## [Task to complete]
Extract every line that contains the word "подразделения".

Dataset items
=-=-=-=-=

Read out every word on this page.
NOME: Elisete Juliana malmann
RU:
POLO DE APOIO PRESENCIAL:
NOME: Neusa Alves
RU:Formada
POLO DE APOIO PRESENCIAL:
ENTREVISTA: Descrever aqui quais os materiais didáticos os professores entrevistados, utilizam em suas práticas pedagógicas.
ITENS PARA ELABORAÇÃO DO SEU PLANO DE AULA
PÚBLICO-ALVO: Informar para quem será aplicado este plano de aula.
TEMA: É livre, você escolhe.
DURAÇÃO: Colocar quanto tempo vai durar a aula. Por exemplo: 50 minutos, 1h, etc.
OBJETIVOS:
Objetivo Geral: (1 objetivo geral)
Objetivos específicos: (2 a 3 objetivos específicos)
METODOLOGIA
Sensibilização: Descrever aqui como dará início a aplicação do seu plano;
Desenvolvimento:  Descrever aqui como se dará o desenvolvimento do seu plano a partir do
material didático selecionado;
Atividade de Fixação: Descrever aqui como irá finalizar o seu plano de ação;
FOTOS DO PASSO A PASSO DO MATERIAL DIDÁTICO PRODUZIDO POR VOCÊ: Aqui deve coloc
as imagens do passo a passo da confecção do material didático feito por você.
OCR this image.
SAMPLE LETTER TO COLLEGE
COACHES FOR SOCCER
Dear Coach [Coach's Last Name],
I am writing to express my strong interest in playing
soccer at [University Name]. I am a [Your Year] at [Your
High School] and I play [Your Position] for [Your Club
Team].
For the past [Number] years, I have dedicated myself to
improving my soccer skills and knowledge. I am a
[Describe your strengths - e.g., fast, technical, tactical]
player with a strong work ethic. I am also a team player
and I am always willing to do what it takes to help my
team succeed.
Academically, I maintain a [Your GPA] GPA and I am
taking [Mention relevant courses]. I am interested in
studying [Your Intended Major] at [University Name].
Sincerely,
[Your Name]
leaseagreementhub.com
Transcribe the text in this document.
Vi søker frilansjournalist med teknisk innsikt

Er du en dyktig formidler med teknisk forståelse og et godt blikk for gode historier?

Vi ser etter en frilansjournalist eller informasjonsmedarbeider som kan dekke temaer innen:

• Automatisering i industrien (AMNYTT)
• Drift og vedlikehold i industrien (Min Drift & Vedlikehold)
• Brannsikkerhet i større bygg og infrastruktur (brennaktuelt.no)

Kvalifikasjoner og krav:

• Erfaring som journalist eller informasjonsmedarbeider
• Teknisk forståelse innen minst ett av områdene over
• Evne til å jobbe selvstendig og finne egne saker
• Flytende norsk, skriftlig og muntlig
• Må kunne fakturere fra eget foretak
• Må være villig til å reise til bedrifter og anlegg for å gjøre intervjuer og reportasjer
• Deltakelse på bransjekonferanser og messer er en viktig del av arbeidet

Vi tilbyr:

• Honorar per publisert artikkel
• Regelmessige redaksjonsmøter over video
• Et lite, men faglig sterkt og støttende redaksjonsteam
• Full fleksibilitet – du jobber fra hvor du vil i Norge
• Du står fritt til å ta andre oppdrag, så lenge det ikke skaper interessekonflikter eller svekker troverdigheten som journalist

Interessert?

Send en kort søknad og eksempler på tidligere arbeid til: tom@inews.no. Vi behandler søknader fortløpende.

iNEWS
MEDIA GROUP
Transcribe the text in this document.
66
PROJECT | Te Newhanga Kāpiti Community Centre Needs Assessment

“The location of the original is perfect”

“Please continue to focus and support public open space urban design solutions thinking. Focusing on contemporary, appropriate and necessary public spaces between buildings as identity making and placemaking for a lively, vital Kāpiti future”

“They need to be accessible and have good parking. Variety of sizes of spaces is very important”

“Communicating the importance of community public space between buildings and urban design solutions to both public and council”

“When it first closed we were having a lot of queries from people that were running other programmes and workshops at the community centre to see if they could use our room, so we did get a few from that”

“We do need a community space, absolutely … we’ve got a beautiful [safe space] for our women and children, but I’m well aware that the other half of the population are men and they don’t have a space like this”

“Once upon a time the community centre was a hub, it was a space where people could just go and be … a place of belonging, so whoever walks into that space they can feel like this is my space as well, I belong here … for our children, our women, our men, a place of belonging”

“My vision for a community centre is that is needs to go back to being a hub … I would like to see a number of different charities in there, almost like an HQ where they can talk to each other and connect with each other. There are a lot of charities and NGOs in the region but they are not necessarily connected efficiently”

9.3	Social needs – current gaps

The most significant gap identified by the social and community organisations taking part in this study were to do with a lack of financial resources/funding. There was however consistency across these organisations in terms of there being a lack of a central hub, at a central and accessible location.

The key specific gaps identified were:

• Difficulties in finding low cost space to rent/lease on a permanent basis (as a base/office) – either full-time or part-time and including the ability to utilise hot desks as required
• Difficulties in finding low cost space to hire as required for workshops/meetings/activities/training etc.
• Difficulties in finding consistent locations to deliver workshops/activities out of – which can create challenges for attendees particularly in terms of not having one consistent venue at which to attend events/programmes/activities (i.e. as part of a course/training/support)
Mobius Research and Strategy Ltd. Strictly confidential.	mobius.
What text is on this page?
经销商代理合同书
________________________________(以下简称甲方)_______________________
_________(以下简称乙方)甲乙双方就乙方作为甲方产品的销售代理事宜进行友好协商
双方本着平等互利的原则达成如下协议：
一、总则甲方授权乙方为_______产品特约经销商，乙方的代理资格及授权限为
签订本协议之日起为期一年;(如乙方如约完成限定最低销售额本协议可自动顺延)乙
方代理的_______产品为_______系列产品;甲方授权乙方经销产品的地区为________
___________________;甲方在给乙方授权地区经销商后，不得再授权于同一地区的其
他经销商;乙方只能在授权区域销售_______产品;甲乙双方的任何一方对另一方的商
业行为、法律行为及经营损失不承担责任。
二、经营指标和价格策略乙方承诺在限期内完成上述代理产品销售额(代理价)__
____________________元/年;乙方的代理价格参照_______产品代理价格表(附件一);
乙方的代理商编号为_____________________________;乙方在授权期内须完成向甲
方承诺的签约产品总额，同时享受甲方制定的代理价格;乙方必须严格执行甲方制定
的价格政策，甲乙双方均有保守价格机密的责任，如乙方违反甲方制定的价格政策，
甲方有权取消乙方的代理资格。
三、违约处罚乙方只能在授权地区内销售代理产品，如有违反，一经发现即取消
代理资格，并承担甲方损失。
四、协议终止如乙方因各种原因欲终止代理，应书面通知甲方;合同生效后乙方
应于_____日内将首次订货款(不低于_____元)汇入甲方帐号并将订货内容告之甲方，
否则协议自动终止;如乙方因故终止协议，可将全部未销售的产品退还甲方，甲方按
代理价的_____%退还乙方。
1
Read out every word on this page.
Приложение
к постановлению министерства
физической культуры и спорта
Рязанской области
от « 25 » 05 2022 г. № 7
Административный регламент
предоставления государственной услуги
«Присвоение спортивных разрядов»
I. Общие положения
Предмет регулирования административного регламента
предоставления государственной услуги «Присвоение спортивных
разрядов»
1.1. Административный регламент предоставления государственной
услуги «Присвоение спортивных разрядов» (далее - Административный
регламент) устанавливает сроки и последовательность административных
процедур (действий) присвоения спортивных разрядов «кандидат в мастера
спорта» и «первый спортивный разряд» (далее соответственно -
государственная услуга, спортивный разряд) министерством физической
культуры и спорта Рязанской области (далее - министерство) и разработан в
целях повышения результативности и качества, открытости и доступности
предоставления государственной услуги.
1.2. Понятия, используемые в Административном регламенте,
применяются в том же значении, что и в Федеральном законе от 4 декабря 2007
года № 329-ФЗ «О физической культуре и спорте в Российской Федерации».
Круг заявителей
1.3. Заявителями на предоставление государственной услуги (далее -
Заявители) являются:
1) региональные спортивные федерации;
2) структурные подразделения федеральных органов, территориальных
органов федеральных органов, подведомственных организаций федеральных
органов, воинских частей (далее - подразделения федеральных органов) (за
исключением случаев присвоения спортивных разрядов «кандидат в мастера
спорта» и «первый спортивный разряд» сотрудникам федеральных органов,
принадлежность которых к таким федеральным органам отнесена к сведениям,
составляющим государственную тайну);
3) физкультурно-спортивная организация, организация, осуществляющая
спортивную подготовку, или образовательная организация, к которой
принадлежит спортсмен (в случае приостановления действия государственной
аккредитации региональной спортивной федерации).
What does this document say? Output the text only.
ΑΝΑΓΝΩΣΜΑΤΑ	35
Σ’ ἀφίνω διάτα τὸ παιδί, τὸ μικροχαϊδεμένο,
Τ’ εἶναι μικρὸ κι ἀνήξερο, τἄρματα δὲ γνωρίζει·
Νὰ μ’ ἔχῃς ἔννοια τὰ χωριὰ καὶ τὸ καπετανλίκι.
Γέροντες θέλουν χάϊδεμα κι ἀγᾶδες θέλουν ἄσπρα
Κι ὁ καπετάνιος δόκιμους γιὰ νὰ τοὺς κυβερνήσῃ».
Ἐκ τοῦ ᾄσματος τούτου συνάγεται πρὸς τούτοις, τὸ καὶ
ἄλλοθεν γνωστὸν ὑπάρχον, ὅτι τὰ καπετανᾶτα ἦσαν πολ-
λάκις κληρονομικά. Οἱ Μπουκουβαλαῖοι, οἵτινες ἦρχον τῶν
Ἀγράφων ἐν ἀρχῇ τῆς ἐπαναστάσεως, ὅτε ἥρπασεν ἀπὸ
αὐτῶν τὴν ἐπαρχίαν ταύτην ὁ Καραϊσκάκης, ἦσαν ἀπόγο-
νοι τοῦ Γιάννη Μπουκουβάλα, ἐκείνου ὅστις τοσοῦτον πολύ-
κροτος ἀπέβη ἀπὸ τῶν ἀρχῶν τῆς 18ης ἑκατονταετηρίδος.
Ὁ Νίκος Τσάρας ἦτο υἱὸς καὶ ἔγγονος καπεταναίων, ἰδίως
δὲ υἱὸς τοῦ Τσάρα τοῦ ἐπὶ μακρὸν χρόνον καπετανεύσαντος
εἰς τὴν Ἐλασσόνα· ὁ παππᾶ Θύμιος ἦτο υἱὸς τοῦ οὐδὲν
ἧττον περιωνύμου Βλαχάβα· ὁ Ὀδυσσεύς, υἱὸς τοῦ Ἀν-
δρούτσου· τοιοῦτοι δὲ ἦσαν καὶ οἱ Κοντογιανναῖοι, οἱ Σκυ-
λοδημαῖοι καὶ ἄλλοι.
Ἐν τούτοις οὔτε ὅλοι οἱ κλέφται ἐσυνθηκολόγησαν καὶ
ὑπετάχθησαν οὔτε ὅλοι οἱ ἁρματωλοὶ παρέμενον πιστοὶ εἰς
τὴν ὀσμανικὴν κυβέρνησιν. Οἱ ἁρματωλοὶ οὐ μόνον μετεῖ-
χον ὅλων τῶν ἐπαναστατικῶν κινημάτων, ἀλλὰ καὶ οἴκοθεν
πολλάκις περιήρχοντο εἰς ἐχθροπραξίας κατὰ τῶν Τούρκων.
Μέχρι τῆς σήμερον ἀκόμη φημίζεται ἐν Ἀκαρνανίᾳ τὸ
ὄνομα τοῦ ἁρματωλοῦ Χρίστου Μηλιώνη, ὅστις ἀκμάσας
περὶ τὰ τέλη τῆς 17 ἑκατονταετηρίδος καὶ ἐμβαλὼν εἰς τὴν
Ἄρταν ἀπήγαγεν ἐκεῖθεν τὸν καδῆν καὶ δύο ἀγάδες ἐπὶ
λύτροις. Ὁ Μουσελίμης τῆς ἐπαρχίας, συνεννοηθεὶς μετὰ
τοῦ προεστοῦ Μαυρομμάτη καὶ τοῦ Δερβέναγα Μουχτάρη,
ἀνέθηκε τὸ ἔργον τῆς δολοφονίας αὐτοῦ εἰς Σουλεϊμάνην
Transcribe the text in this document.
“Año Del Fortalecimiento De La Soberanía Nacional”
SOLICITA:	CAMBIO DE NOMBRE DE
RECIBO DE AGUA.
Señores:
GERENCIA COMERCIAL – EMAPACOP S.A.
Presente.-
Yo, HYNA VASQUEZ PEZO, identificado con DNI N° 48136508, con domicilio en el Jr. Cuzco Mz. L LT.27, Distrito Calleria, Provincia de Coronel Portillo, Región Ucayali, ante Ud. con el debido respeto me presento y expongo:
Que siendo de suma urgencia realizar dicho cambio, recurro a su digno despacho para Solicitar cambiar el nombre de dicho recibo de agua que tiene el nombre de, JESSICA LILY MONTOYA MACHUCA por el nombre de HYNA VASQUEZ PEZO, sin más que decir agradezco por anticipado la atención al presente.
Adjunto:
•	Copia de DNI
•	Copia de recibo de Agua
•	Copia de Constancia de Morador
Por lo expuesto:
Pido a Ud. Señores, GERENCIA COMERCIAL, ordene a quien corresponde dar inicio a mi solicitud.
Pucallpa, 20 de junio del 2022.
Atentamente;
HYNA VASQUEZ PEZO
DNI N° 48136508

=-=-=-=-=

## [Output]
2) структурные подразделения федеральных органов, территориальных
органов, воинских частей (далее - подразделения федеральных органов) (за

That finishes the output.